====== Data to use ======
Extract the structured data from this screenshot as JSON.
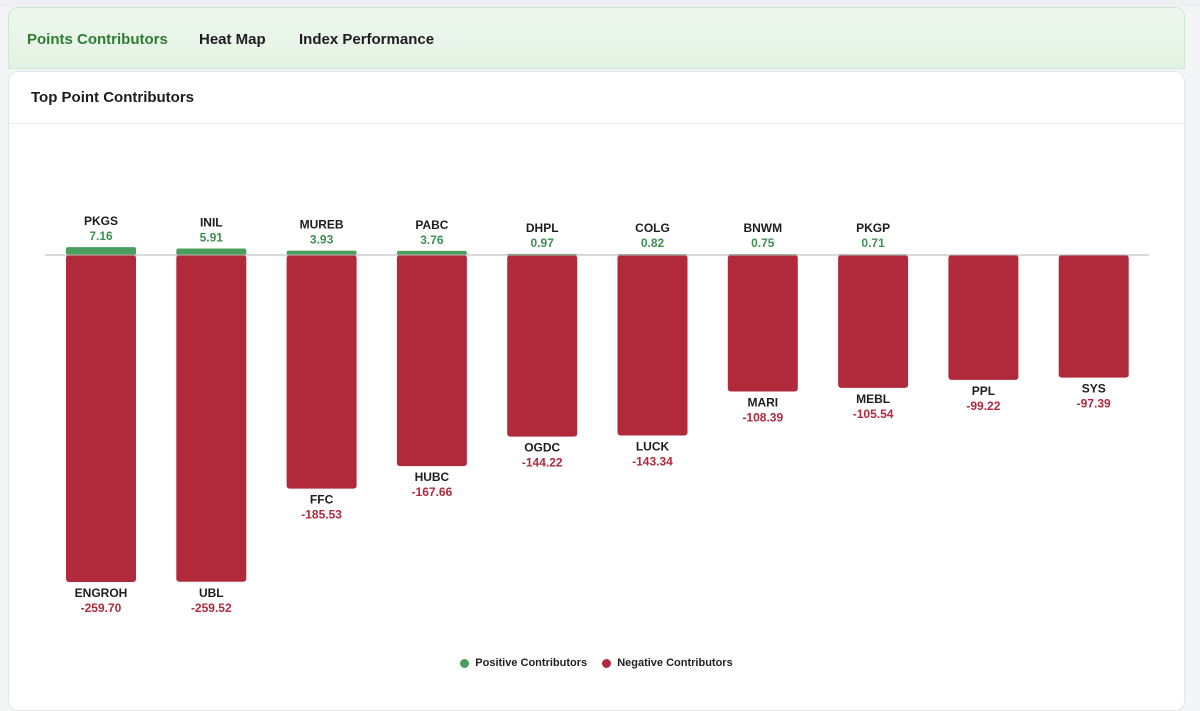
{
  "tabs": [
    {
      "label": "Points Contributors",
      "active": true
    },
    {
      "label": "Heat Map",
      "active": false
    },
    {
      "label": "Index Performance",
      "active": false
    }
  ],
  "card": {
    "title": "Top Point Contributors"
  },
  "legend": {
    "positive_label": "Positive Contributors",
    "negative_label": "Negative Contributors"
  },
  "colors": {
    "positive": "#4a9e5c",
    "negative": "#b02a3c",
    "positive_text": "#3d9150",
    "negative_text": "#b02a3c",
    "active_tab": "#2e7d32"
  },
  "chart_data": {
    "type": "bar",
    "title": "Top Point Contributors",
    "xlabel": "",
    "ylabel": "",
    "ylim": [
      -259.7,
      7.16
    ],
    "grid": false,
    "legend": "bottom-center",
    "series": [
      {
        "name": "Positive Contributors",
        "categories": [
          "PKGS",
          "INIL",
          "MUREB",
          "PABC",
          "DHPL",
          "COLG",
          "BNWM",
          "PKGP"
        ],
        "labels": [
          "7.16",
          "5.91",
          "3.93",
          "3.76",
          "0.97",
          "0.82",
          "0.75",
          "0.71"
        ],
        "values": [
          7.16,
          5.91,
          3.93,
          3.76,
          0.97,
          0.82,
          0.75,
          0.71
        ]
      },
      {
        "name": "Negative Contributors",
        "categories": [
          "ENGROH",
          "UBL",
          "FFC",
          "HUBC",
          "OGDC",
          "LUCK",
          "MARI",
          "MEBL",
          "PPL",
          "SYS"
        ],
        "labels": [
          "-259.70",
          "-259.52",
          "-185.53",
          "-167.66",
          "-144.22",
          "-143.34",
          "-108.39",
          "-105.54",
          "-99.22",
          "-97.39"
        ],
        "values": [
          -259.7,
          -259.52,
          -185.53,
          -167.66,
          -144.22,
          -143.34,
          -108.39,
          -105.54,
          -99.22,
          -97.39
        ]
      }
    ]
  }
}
======
====== Data to use ======
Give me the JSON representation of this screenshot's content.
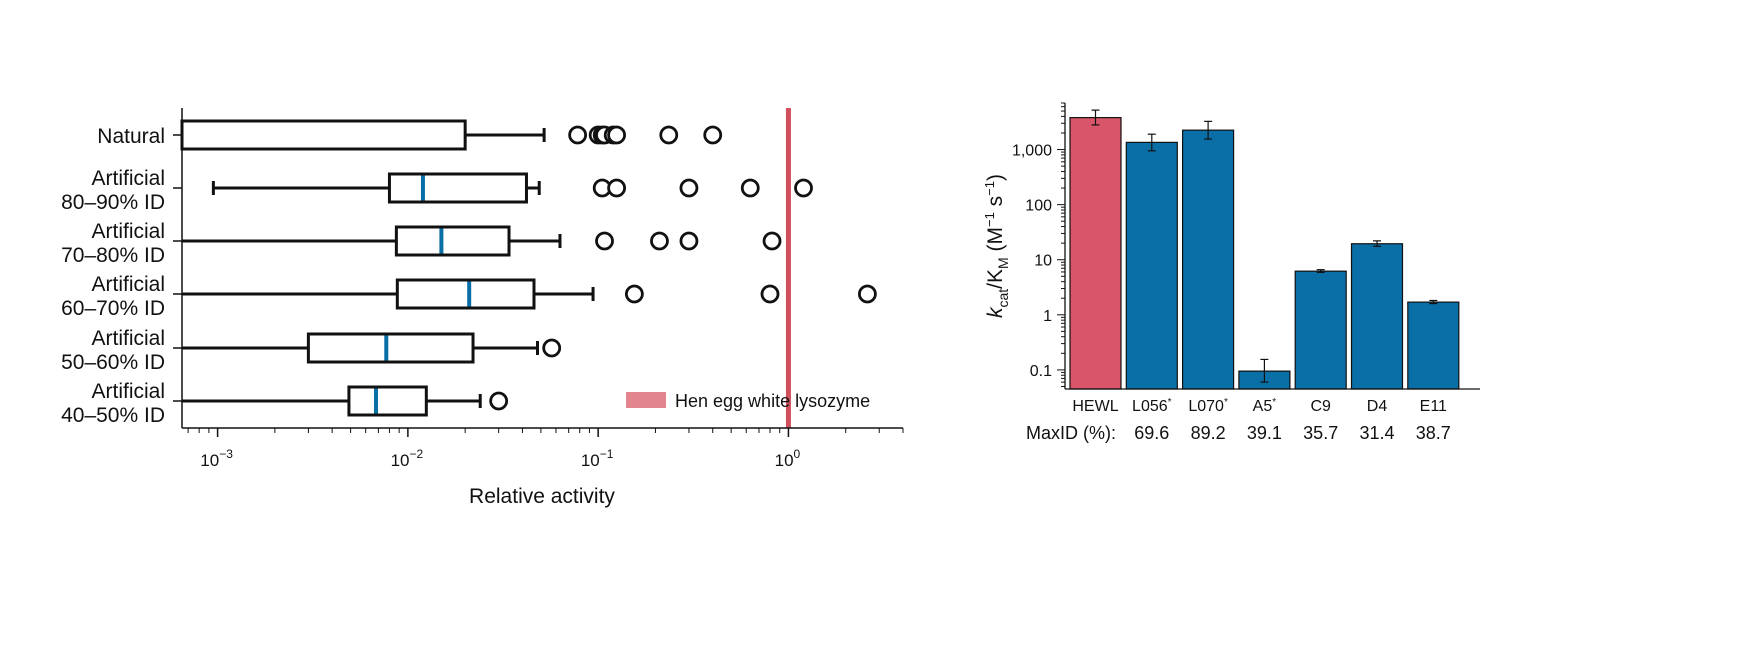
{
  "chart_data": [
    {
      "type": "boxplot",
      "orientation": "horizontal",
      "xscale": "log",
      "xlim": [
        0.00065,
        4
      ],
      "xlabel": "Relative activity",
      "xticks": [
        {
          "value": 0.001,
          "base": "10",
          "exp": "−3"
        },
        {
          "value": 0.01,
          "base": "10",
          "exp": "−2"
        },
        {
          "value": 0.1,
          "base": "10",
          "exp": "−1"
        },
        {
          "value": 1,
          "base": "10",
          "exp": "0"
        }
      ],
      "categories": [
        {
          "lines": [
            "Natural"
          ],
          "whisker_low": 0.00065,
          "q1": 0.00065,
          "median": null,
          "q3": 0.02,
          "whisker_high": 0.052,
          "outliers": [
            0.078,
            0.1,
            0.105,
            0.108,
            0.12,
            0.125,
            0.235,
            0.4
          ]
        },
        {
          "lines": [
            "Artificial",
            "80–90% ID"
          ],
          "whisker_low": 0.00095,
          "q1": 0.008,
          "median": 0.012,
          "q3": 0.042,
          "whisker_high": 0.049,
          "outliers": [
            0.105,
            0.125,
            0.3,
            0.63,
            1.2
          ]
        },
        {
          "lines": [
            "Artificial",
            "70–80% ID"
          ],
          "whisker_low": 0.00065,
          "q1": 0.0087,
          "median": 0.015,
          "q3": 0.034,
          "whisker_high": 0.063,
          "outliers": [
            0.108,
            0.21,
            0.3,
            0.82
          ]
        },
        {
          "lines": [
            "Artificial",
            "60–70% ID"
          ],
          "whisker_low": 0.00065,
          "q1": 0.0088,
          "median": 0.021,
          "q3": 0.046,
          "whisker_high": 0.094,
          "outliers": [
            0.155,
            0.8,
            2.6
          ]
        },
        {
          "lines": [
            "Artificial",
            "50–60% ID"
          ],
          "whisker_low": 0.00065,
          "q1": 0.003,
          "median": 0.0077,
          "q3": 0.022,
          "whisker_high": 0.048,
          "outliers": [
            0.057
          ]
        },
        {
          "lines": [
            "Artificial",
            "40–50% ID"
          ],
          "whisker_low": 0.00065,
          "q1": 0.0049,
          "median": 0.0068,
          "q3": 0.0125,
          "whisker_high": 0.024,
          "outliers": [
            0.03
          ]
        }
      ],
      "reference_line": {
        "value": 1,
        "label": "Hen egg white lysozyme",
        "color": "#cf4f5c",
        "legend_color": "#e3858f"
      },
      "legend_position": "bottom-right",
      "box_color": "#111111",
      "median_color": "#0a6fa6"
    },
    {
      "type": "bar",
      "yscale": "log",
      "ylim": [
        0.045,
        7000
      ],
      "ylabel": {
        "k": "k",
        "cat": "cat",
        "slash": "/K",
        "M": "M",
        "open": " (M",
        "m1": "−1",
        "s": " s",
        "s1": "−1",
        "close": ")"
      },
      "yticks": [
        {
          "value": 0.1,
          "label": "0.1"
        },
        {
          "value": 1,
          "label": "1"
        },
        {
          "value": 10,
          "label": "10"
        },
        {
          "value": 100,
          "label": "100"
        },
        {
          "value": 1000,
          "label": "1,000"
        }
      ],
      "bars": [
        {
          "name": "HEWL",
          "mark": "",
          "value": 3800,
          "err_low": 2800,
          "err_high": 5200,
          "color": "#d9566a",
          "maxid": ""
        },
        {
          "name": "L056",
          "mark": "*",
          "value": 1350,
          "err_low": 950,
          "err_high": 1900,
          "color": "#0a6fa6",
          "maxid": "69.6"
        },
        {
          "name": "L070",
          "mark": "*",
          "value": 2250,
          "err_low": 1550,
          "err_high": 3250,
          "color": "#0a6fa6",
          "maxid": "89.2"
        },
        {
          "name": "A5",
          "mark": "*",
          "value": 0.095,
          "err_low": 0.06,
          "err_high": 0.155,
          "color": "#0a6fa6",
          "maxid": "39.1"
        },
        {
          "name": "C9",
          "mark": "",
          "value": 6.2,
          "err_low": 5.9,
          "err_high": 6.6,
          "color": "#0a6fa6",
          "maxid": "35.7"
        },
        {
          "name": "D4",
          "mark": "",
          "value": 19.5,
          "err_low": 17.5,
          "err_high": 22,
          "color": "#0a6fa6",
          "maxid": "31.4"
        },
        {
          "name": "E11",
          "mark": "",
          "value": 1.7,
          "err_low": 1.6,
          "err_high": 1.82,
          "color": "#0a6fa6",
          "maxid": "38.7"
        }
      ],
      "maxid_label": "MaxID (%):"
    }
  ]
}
======
● Aim: Give the count of lines in the data above that hold the string "screenshot", with no additional words.

● Written response: 2